WHAT IS NEEDED ▸ Repeat every record exactly, but keep images out of the copy.

(Records)
┌────────

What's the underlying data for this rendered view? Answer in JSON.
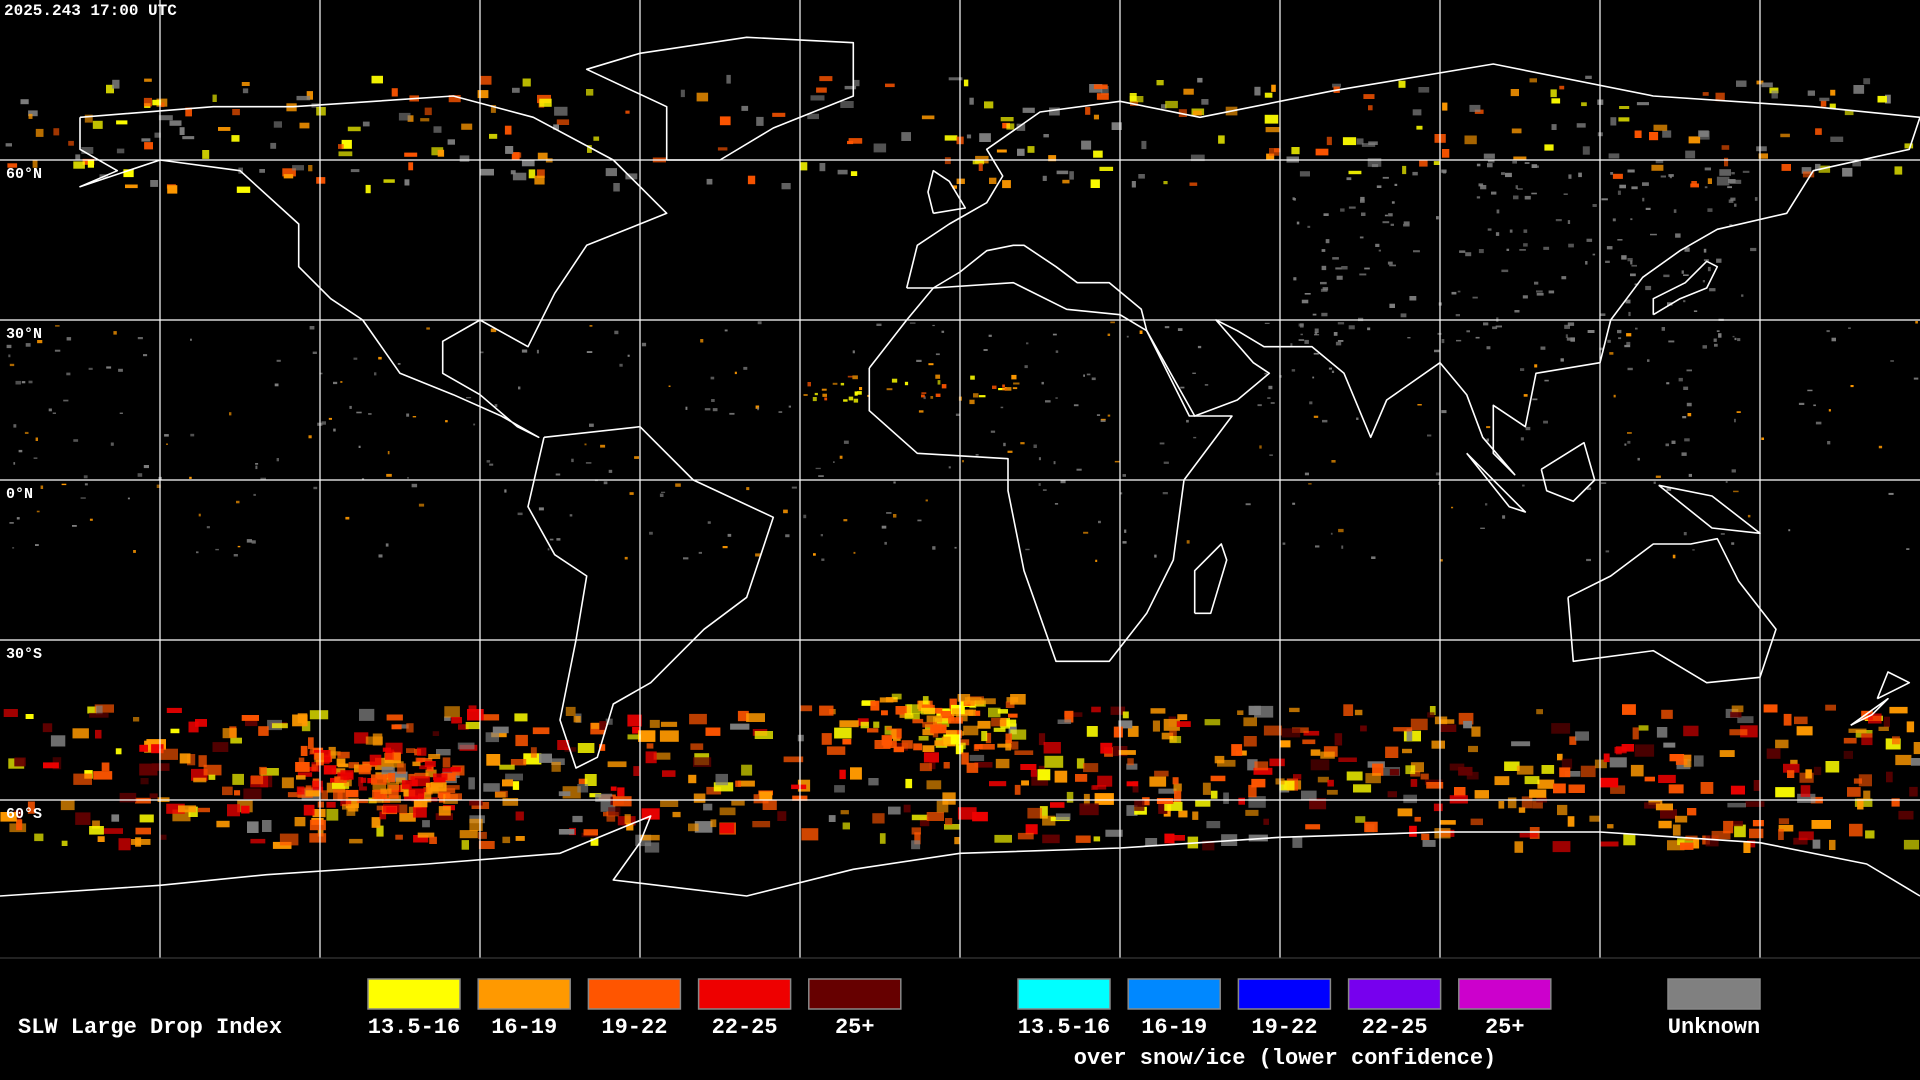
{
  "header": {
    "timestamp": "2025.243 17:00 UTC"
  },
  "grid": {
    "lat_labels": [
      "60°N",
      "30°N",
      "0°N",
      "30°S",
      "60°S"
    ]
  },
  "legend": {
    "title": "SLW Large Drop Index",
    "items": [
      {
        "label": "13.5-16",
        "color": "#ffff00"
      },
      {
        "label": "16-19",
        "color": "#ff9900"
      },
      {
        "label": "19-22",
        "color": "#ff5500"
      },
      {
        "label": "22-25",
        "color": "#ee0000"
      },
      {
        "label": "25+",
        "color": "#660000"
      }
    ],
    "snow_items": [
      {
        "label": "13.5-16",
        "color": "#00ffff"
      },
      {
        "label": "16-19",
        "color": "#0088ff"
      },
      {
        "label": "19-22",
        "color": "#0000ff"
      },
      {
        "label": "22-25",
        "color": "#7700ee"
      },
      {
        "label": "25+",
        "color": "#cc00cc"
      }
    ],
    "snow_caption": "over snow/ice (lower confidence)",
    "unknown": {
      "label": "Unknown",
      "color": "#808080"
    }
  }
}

└────────

RESULT FOR THIS EXERCISE ▸
What's the underlying data for this rendered view? Answer in JSON.
{
  "header": {
    "timestamp": "2025.243 17:00 UTC"
  },
  "grid": {
    "lat_labels": [
      "60°N",
      "30°N",
      "0°N",
      "30°S",
      "60°S"
    ]
  },
  "legend": {
    "title": "SLW Large Drop Index",
    "items": [
      {
        "label": "13.5-16",
        "color": "#ffff00"
      },
      {
        "label": "16-19",
        "color": "#ff9900"
      },
      {
        "label": "19-22",
        "color": "#ff5500"
      },
      {
        "label": "22-25",
        "color": "#ee0000"
      },
      {
        "label": "25+",
        "color": "#660000"
      }
    ],
    "snow_items": [
      {
        "label": "13.5-16",
        "color": "#00ffff"
      },
      {
        "label": "16-19",
        "color": "#0088ff"
      },
      {
        "label": "19-22",
        "color": "#0000ff"
      },
      {
        "label": "22-25",
        "color": "#7700ee"
      },
      {
        "label": "25+",
        "color": "#cc00cc"
      }
    ],
    "snow_caption": "over snow/ice (lower confidence)",
    "unknown": {
      "label": "Unknown",
      "color": "#808080"
    }
  }
}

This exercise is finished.